Description of the task:
Copy every line from the records below that holds the word "title".

Data shown:

-*-

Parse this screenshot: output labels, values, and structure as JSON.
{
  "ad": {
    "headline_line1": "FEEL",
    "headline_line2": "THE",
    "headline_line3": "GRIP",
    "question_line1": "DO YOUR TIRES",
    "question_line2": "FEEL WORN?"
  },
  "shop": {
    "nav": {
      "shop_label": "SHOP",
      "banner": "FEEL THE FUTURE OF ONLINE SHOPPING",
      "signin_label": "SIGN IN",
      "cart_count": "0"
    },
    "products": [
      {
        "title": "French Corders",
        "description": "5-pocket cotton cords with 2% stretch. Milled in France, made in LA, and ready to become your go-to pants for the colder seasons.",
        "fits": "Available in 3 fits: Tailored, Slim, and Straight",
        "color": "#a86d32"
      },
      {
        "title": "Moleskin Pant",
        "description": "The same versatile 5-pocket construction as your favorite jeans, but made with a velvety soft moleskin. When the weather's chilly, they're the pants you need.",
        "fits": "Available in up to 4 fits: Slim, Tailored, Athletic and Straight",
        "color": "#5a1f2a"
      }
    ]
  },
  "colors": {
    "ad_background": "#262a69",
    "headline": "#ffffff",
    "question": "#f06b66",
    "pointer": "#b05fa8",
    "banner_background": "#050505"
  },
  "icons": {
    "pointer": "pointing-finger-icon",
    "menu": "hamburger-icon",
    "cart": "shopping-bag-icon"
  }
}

-*-

Answer to this problem:
        "title": "French Corders",
        "title": "Moleskin Pant",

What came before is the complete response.